====== Data records

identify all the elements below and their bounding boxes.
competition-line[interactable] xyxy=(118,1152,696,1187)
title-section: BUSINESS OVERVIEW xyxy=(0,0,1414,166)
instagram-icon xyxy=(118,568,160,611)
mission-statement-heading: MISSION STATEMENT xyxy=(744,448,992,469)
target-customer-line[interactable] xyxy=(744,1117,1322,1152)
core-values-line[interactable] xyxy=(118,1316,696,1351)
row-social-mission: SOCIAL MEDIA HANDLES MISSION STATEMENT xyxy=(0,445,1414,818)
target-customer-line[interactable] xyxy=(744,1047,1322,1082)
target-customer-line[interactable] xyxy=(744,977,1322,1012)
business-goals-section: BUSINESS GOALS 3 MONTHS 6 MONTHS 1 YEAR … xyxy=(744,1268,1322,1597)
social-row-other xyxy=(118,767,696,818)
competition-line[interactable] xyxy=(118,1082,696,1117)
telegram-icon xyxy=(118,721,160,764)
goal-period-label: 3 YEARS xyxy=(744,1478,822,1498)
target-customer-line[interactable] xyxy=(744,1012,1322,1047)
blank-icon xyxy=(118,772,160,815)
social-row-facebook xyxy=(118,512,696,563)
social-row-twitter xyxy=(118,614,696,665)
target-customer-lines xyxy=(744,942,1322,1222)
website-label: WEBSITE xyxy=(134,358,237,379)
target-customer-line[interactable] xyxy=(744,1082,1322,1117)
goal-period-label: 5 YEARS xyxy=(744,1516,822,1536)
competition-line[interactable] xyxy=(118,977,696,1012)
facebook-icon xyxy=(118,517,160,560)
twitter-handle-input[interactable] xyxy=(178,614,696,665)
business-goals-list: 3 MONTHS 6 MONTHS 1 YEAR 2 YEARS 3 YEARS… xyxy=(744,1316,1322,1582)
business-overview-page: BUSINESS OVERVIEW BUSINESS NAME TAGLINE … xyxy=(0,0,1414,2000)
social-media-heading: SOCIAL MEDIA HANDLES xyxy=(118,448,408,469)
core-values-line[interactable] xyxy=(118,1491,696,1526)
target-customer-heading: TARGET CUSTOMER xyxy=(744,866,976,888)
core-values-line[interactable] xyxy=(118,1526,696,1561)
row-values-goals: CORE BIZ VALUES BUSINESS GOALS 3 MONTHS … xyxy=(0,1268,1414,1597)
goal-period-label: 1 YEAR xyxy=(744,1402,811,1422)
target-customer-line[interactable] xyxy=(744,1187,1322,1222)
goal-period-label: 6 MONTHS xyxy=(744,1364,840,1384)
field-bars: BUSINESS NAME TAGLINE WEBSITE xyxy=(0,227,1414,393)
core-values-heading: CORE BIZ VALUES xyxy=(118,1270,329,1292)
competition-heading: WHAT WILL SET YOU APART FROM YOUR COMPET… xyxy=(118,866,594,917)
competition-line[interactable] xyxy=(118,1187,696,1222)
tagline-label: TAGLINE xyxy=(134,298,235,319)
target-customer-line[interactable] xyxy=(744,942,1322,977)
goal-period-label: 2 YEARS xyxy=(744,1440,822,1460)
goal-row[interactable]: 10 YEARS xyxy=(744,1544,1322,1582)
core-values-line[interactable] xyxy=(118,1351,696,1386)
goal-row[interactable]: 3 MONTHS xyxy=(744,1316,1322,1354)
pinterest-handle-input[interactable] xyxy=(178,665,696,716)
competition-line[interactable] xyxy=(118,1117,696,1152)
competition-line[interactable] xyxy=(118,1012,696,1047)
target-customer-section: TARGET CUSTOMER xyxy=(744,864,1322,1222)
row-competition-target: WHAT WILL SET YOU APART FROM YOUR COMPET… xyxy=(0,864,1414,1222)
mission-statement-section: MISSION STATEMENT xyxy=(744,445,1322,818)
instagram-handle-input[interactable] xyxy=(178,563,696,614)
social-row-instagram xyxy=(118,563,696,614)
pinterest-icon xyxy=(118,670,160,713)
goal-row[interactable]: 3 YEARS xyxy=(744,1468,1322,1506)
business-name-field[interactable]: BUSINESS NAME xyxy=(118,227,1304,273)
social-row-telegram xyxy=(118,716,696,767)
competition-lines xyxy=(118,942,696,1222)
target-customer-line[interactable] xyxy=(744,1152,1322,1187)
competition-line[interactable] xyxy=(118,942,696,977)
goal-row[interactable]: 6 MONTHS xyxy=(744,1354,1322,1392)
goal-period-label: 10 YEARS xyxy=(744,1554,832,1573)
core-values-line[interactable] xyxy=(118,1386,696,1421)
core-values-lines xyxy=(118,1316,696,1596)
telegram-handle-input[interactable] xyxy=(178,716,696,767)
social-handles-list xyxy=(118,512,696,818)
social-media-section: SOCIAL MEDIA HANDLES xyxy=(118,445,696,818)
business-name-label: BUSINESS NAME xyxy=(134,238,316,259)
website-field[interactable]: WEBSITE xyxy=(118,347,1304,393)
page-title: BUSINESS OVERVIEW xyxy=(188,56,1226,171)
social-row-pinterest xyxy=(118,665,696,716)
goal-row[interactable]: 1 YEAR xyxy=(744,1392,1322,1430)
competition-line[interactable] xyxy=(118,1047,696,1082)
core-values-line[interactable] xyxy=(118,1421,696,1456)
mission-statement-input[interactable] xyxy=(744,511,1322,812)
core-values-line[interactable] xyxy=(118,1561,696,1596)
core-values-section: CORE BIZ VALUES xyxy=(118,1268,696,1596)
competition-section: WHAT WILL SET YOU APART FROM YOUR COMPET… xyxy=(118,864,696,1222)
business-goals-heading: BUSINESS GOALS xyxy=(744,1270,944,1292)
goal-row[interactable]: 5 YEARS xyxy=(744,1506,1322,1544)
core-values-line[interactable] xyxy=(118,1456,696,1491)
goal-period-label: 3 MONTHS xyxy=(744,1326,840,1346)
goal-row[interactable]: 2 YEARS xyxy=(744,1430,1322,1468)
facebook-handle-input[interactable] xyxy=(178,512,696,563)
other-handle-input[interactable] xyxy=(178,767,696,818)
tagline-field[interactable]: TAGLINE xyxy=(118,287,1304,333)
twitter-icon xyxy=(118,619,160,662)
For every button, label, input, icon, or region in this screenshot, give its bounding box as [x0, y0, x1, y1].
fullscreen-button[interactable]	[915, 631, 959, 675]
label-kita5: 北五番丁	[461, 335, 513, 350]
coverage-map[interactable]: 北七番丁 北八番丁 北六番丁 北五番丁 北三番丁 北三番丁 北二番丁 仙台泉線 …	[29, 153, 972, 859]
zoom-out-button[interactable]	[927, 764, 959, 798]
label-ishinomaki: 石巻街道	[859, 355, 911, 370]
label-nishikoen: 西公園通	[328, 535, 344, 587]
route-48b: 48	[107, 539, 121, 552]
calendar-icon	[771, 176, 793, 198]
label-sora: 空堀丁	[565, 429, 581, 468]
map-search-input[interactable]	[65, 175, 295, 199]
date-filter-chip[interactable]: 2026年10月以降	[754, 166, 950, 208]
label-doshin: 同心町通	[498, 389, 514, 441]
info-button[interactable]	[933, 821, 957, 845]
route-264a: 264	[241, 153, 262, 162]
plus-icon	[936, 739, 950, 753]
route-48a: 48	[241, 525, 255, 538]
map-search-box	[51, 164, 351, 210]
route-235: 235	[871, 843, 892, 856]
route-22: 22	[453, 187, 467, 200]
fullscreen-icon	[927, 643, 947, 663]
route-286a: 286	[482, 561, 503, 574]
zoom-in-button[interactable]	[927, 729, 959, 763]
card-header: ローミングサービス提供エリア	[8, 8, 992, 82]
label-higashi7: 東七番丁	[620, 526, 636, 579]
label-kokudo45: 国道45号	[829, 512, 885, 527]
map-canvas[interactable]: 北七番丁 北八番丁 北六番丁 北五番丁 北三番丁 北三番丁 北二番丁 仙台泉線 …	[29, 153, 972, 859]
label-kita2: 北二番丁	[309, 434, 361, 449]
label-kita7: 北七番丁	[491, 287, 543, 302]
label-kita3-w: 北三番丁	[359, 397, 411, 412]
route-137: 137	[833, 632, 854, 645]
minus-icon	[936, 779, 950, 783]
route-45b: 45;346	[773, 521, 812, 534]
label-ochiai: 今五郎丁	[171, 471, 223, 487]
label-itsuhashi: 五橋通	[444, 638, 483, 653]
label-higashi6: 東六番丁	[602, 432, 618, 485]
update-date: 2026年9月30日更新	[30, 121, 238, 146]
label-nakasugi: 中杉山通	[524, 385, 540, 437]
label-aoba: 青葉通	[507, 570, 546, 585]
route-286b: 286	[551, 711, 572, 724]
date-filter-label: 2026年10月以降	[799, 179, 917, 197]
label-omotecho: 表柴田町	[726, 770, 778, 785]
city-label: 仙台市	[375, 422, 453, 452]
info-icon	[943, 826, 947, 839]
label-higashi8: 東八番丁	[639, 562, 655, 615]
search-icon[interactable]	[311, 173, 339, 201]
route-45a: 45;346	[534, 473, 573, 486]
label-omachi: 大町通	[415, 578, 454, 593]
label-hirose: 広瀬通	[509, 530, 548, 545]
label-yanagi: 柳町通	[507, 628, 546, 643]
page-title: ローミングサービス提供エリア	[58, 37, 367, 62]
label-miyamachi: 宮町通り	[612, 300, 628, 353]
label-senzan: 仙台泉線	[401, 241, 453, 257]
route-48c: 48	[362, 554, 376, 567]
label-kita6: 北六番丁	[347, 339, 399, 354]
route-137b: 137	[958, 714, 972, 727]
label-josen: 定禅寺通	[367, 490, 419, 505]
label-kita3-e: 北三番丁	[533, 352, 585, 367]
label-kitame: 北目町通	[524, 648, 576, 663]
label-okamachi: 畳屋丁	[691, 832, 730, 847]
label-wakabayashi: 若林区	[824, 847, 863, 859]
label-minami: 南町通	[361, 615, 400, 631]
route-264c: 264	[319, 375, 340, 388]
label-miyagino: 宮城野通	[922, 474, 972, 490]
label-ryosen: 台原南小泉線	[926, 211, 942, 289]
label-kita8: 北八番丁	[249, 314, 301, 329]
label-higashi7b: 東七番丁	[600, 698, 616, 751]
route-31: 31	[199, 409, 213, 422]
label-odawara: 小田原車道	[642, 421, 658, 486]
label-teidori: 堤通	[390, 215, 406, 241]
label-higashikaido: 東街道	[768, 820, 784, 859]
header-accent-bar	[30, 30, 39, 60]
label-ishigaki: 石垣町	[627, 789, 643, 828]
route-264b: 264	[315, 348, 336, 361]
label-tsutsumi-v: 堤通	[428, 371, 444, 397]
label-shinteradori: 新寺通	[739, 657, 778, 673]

============

> [What the exercise asks]:
Change "competition-line" to "competitor-line" in the rows from the first row up to and including the line with "twitter-handle-input[interactable] xyxy=(178,614,696,665)", and give back only those lines with nothing else altered.

> [Result]:
identify all the elements below and their bounding boxes.
competitor-line[interactable] xyxy=(118,1152,696,1187)
title-section: BUSINESS OVERVIEW xyxy=(0,0,1414,166)
instagram-icon xyxy=(118,568,160,611)
mission-statement-heading: MISSION STATEMENT xyxy=(744,448,992,469)
target-customer-line[interactable] xyxy=(744,1117,1322,1152)
core-values-line[interactable] xyxy=(118,1316,696,1351)
row-social-mission: SOCIAL MEDIA HANDLES MISSION STATEMENT xyxy=(0,445,1414,818)
target-customer-line[interactable] xyxy=(744,1047,1322,1082)
target-customer-line[interactable] xyxy=(744,977,1322,1012)
business-goals-section: BUSINESS GOALS 3 MONTHS 6 MONTHS 1 YEAR … xyxy=(744,1268,1322,1597)
social-row-other xyxy=(118,767,696,818)
competitor-line[interactable] xyxy=(118,1082,696,1117)
telegram-icon xyxy=(118,721,160,764)
goal-period-label: 3 YEARS xyxy=(744,1478,822,1498)
target-customer-line[interactable] xyxy=(744,1012,1322,1047)
blank-icon xyxy=(118,772,160,815)
social-row-facebook xyxy=(118,512,696,563)
social-row-twitter xyxy=(118,614,696,665)
target-customer-lines xyxy=(744,942,1322,1222)
website-label: WEBSITE xyxy=(134,358,237,379)
target-customer-line[interactable] xyxy=(744,1082,1322,1117)
goal-period-label: 5 YEARS xyxy=(744,1516,822,1536)
competitor-line[interactable] xyxy=(118,977,696,1012)
facebook-icon xyxy=(118,517,160,560)
twitter-handle-input[interactable] xyxy=(178,614,696,665)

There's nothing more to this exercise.